● Task inputs:
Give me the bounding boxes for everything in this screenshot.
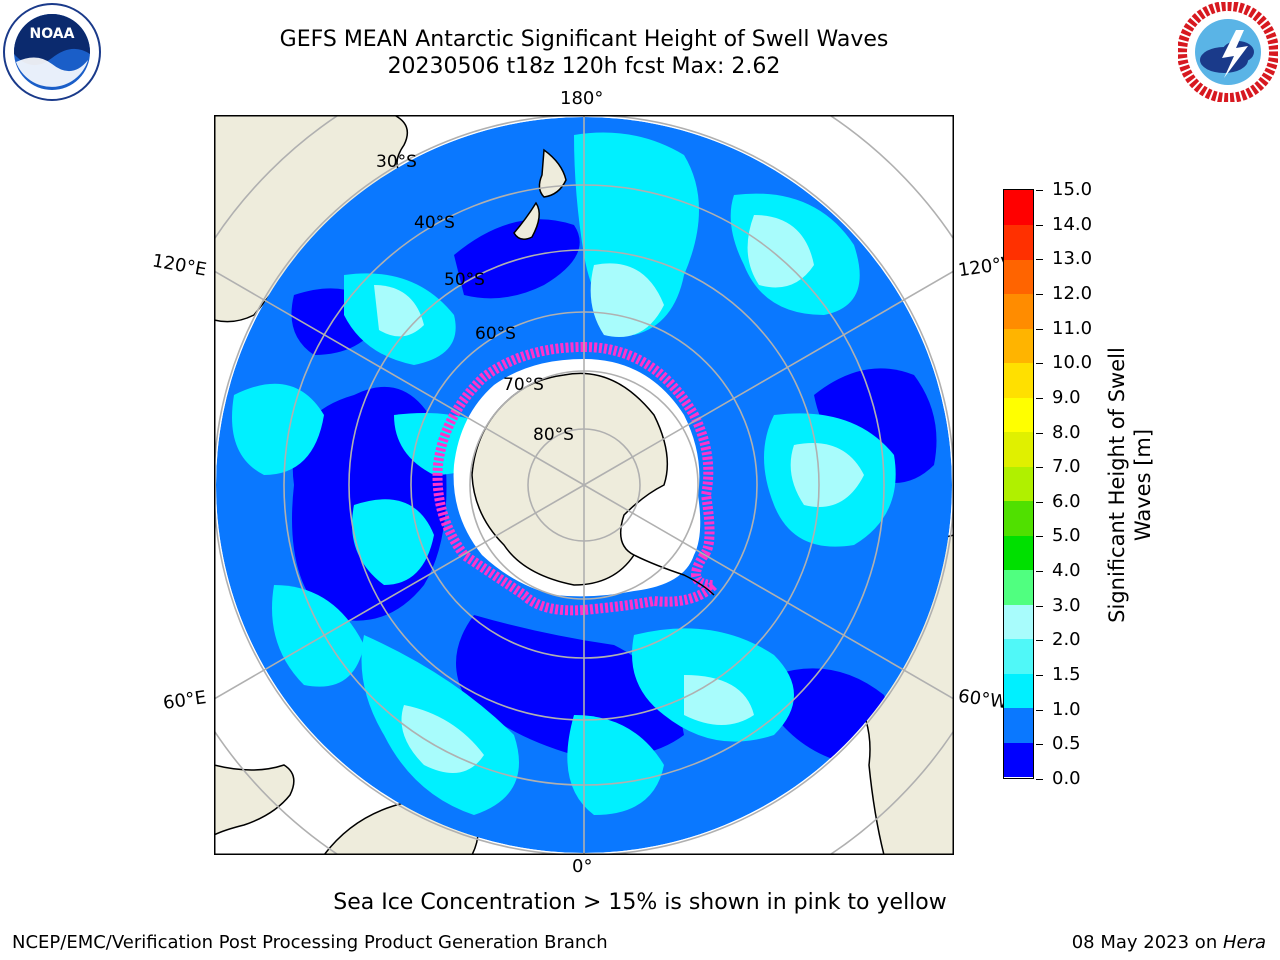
colorbar-segment (1004, 569, 1033, 605)
colorbar-segment (1004, 224, 1033, 260)
colorbar-segment (1004, 466, 1033, 502)
chart-title: GEFS MEAN Antarctic Significant Height o… (279, 27, 889, 52)
colorbar-segment (1004, 500, 1033, 536)
footer-right: 08 May 2023 on Hera (1072, 932, 1266, 953)
colorbar-segment (1004, 397, 1033, 433)
colorbar-tick-mark (1036, 397, 1043, 399)
swell-high-region (401, 705, 484, 773)
colorbar-tick-label: 0.0 (1052, 768, 1081, 789)
colorbar-segment (1004, 673, 1033, 709)
colorbar-segment (1004, 328, 1033, 364)
swell-low-region (454, 219, 580, 299)
footer-date: 08 May 2023 on (1071, 932, 1223, 953)
colorbar-tick-label: 10.0 (1052, 352, 1093, 374)
colorbar-tick-mark (1036, 744, 1043, 746)
colorbar-tick-label: 7.0 (1052, 456, 1081, 478)
colorbar-tick-mark (1036, 432, 1043, 434)
longitude-grid (214, 115, 954, 855)
colorbar-tick-mark (1036, 640, 1043, 642)
colorbar-tick-label: 13.0 (1052, 248, 1093, 270)
colorbar-tick-mark (1036, 675, 1043, 677)
swell-mid-region (567, 715, 664, 815)
swell-mid-region (352, 499, 434, 585)
lat-label-60s: 60°S (475, 324, 516, 344)
swell-high-region (790, 443, 864, 507)
colorbar (1003, 189, 1034, 779)
colorbar-tick-label: 1.0 (1052, 698, 1081, 720)
colorbar-label: Significant Height of Swell Waves [m] (1105, 347, 1155, 623)
colorbar-tick-label: 4.0 (1052, 560, 1081, 582)
polar-map (214, 115, 954, 855)
colorbar-tick-mark (1036, 224, 1043, 226)
lon-label-120e: 120°E (150, 250, 209, 281)
sea-ice-note: Sea Ice Concentration > 15% is shown in … (333, 890, 947, 915)
lat-label-50s: 50°S (444, 270, 485, 290)
colorbar-tick-mark (1036, 293, 1043, 295)
colorbar-segment (1004, 535, 1033, 571)
footer-left: NCEP/EMC/Verification Post Processing Pr… (12, 932, 608, 953)
colorbar-segment (1004, 293, 1033, 329)
colorbar-tick-mark (1036, 328, 1043, 330)
colorbar-tick-mark (1036, 259, 1043, 261)
colorbar-tick-label: 2.0 (1052, 629, 1081, 651)
colorbar-segment (1004, 259, 1033, 295)
antarctic-peninsula (633, 554, 715, 596)
colorbar-tick-mark (1036, 467, 1043, 469)
lat-label-40s: 40°S (414, 213, 455, 233)
colorbar-tick-mark (1036, 363, 1043, 365)
colorbar-tick-label: 8.0 (1052, 421, 1081, 443)
colorbar-tick-mark (1036, 571, 1043, 573)
colorbar-segment (1004, 742, 1033, 778)
colorbar-tick-label: 12.0 (1052, 282, 1093, 304)
colorbar-segment (1004, 362, 1033, 398)
noaa-logo: NOAA (2, 2, 102, 102)
lat-label-70s: 70°S (503, 375, 544, 395)
polar-map-svg (214, 115, 954, 855)
swell-low-region (456, 615, 684, 758)
lon-label-60w: 60°W (956, 685, 1009, 714)
noaa-logo-text: NOAA (30, 26, 75, 42)
colorbar-tick-label: 6.0 (1052, 490, 1081, 512)
colorbar-tick-label: 9.0 (1052, 386, 1081, 408)
swell-high-region (684, 675, 754, 725)
colorbar-tick-label: 15.0 (1052, 179, 1093, 200)
swell-high-region (590, 263, 664, 337)
colorbar-tick-label: 1.5 (1052, 664, 1081, 686)
swell-high-region (747, 215, 814, 288)
colorbar-segment (1004, 638, 1033, 674)
chart-subtitle: 20230506 t18z 120h fcst Max: 2.62 (387, 54, 781, 79)
colorbar-tick-mark (1036, 779, 1043, 780)
colorbar-segment (1004, 190, 1033, 226)
colorbar-tick-mark (1036, 605, 1043, 607)
colorbar-tick-mark (1036, 190, 1043, 191)
sea-ice-edge (432, 341, 727, 616)
map-frame (214, 115, 954, 855)
lon-label-180: 180° (560, 88, 604, 109)
lat-label-30s: 30°S (376, 152, 417, 172)
footer-host: Hera (1222, 932, 1266, 953)
nws-logo (1177, 1, 1279, 103)
colorbar-tick-label: 3.0 (1052, 594, 1081, 616)
colorbar-tick-mark (1036, 501, 1043, 503)
swell-mid-region (232, 383, 324, 475)
colorbar-tick-mark (1036, 536, 1043, 538)
lat-label-80s: 80°S (533, 425, 574, 445)
colorbar-tick-label: 14.0 (1052, 213, 1093, 235)
new-zealand-land (513, 148, 567, 240)
lon-label-0: 0° (572, 856, 593, 877)
colorbar-segment (1004, 604, 1033, 640)
colorbar-tick-label: 0.5 (1052, 733, 1081, 755)
lon-label-60e: 60°E (161, 687, 208, 714)
madagascar-land (214, 764, 295, 836)
swell-high-region (374, 285, 424, 337)
colorbar-tick-label: 11.0 (1052, 317, 1093, 339)
colorbar-tick-mark (1036, 709, 1043, 711)
colorbar-segment (1004, 707, 1033, 743)
colorbar-segment (1004, 431, 1033, 467)
colorbar-tick-label: 5.0 (1052, 525, 1081, 547)
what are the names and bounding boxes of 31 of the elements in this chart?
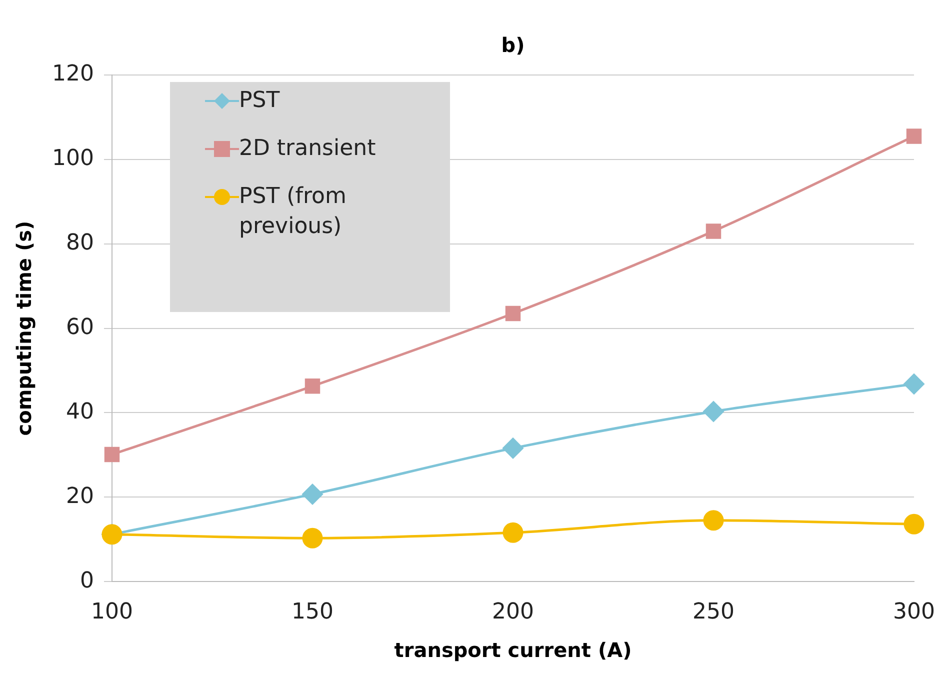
x-axis-title: transport current (A) — [394, 638, 632, 662]
point — [302, 484, 323, 504]
x-tick-label: 200 — [492, 600, 534, 625]
y-tick-label: 20 — [66, 484, 94, 509]
y-tick-label: 80 — [66, 230, 94, 256]
point — [904, 514, 924, 534]
point — [302, 528, 323, 548]
legend-label: PST (from previous) — [239, 183, 348, 241]
point — [104, 446, 120, 462]
y-tick-label: 100 — [52, 146, 94, 172]
point — [706, 224, 722, 239]
x-tick-label: 100 — [90, 600, 133, 625]
y-tick-label: 60 — [66, 315, 94, 340]
x-tick-label: 250 — [692, 600, 734, 625]
y-tick-label: 120 — [52, 62, 94, 87]
point — [703, 510, 724, 531]
x-tick-label: 300 — [893, 600, 935, 625]
x-tick-label: 150 — [291, 600, 334, 625]
y-axis-title: computing time (s) — [12, 220, 36, 436]
point — [304, 378, 320, 394]
y-tick-label: 40 — [66, 399, 94, 424]
point — [703, 401, 724, 422]
point — [502, 438, 524, 458]
point — [906, 128, 922, 144]
point — [502, 522, 524, 543]
legend-label: 2D transient — [239, 135, 377, 163]
point — [904, 374, 924, 394]
chart-title: b) — [501, 33, 525, 57]
point — [505, 306, 521, 322]
y-tick-label: 0 — [80, 568, 94, 594]
legend-label: PST — [239, 87, 281, 115]
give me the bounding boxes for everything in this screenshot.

● Goal: Show every line in the material above that contains the string "polar".

● Final result:
polar-map (214, 115, 954, 855)
polar-map-svg (214, 115, 954, 855)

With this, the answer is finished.